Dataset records
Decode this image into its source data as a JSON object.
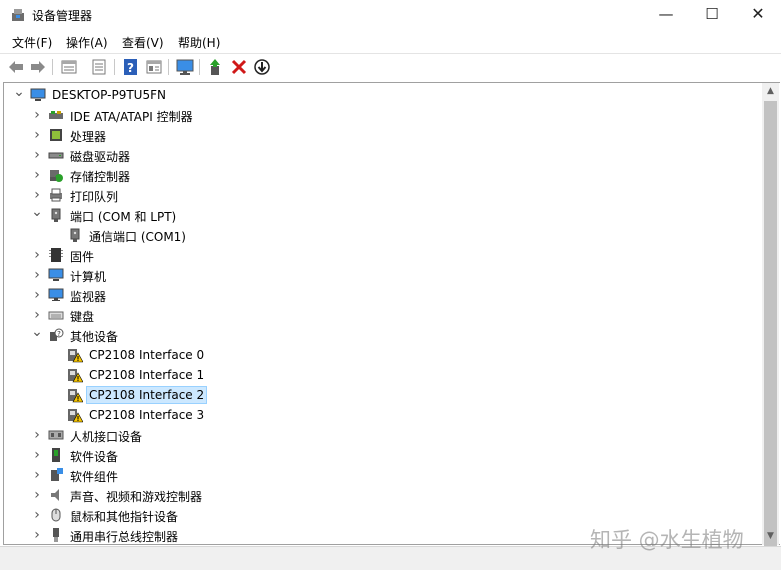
{
  "window": {
    "title": "设备管理器",
    "controls": {
      "minimize": "—",
      "maximize": "☐",
      "close": "✕"
    }
  },
  "menu": [
    "文件(F)",
    "操作(A)",
    "查看(V)",
    "帮助(H)"
  ],
  "toolbar": {
    "buttons": [
      "back-arrow-icon",
      "forward-arrow-icon",
      "properties-icon",
      "print-icon",
      "help-icon",
      "view-icon",
      "monitor-scan-icon",
      "update-driver-icon",
      "uninstall-icon",
      "disable-device-icon"
    ]
  },
  "tree": {
    "root": "DESKTOP-P9TU5FN",
    "items": [
      {
        "label": "IDE ATA/ATAPI 控制器",
        "expanded": false,
        "icon": "ide-controller-icon"
      },
      {
        "label": "处理器",
        "expanded": false,
        "icon": "processor-icon"
      },
      {
        "label": "磁盘驱动器",
        "expanded": false,
        "icon": "disk-drive-icon"
      },
      {
        "label": "存储控制器",
        "expanded": false,
        "icon": "storage-controller-icon"
      },
      {
        "label": "打印队列",
        "expanded": false,
        "icon": "printer-icon"
      },
      {
        "label": "端口 (COM 和 LPT)",
        "expanded": true,
        "icon": "port-icon",
        "children": [
          {
            "label": "通信端口 (COM1)",
            "icon": "port-icon"
          }
        ]
      },
      {
        "label": "固件",
        "expanded": false,
        "icon": "firmware-icon"
      },
      {
        "label": "计算机",
        "expanded": false,
        "icon": "computer-icon"
      },
      {
        "label": "监视器",
        "expanded": false,
        "icon": "monitor-icon"
      },
      {
        "label": "键盘",
        "expanded": false,
        "icon": "keyboard-icon"
      },
      {
        "label": "其他设备",
        "expanded": true,
        "icon": "other-devices-icon",
        "children": [
          {
            "label": "CP2108 Interface 0",
            "icon": "warning-device-icon"
          },
          {
            "label": "CP2108 Interface 1",
            "icon": "warning-device-icon"
          },
          {
            "label": "CP2108 Interface 2",
            "icon": "warning-device-icon",
            "selected": true
          },
          {
            "label": "CP2108 Interface 3",
            "icon": "warning-device-icon"
          }
        ]
      },
      {
        "label": "人机接口设备",
        "expanded": false,
        "icon": "hid-icon"
      },
      {
        "label": "软件设备",
        "expanded": false,
        "icon": "software-device-icon"
      },
      {
        "label": "软件组件",
        "expanded": false,
        "icon": "software-component-icon"
      },
      {
        "label": "声音、视频和游戏控制器",
        "expanded": false,
        "icon": "speaker-icon"
      },
      {
        "label": "鼠标和其他指针设备",
        "expanded": false,
        "icon": "mouse-icon"
      },
      {
        "label": "通用串行总线控制器",
        "expanded": false,
        "icon": "usb-icon"
      }
    ]
  },
  "watermark": "知乎 @水生植物",
  "colors": {
    "selection": "#cce8ff",
    "selection_border": "#99d1ff",
    "warning": "#f5c400",
    "screen_blue": "#3a8ee6"
  }
}
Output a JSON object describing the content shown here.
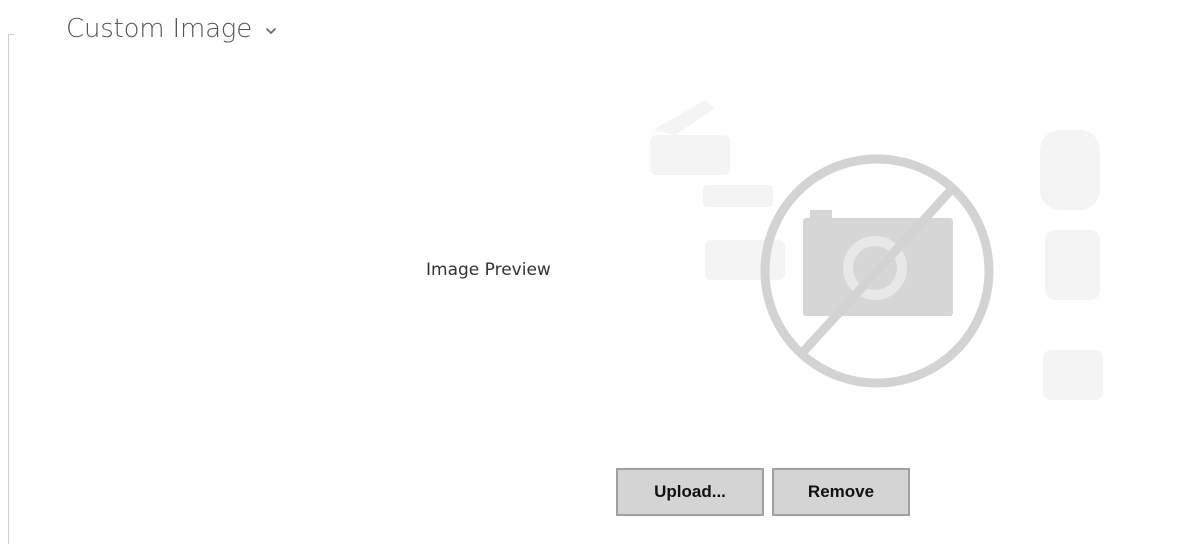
{
  "section": {
    "title": "Custom Image",
    "toggle_icon": "chevron-down-icon"
  },
  "preview": {
    "label": "Image Preview",
    "placeholder_icon": "no-image-icon"
  },
  "actions": {
    "upload_label": "Upload...",
    "remove_label": "Remove"
  },
  "colors": {
    "button_bg": "#d4d4d4",
    "button_border": "#a0a0a0",
    "placeholder_gray": "#d3d3d3",
    "title_text": "#545454"
  }
}
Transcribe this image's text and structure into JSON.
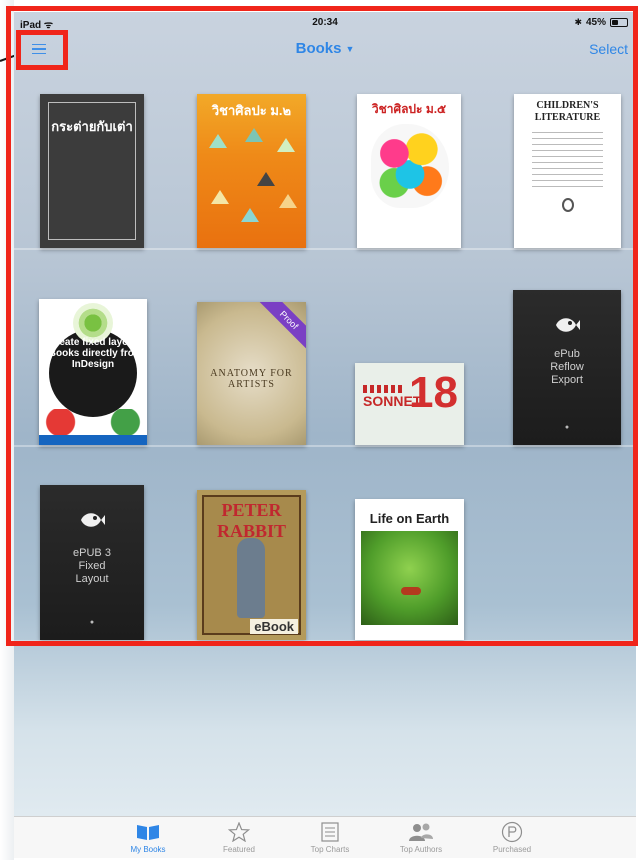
{
  "status_bar": {
    "device": "iPad",
    "wifi_icon": "wifi-icon",
    "time": "20:34",
    "battery": "45%",
    "battery_level": 0.45
  },
  "nav": {
    "menu_icon": "hamburger-menu-icon",
    "title": "Books",
    "title_caret": "▼",
    "select_label": "Select"
  },
  "books": [
    {
      "title": "กระต่ายกับเต่า"
    },
    {
      "title": "วิชาศิลปะ ม.๒"
    },
    {
      "title": "วิชาศิลปะ ม.๕"
    },
    {
      "title": "CHILDREN'S LITERATURE"
    },
    {
      "title": "Create fixed layout eBooks directly from InDesign"
    },
    {
      "title": "ANATOMY FOR ARTISTS",
      "badge": "Proof"
    },
    {
      "title": "SONNET",
      "number": "18"
    },
    {
      "title": "ePub Reflow Export"
    },
    {
      "title": "ePUB 3 Fixed Layout"
    },
    {
      "title": "PETER RABBIT",
      "badge": "eBook"
    },
    {
      "title": "Life on Earth"
    }
  ],
  "tabs": [
    {
      "label": "My Books",
      "icon": "open-book-icon",
      "active": true
    },
    {
      "label": "Featured",
      "icon": "star-icon",
      "active": false
    },
    {
      "label": "Top Charts",
      "icon": "list-icon",
      "active": false
    },
    {
      "label": "Top Authors",
      "icon": "people-icon",
      "active": false
    },
    {
      "label": "Purchased",
      "icon": "purchased-icon",
      "active": false
    }
  ],
  "colors": {
    "accent": "#2f86e6",
    "highlight": "#f0251a"
  }
}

Work required
Check each line of the entries above for the word "controller". List the ones that have it.

Answer to this exercise
        "icon": "ide-controller-icon"
        "icon": "storage-controller-icon"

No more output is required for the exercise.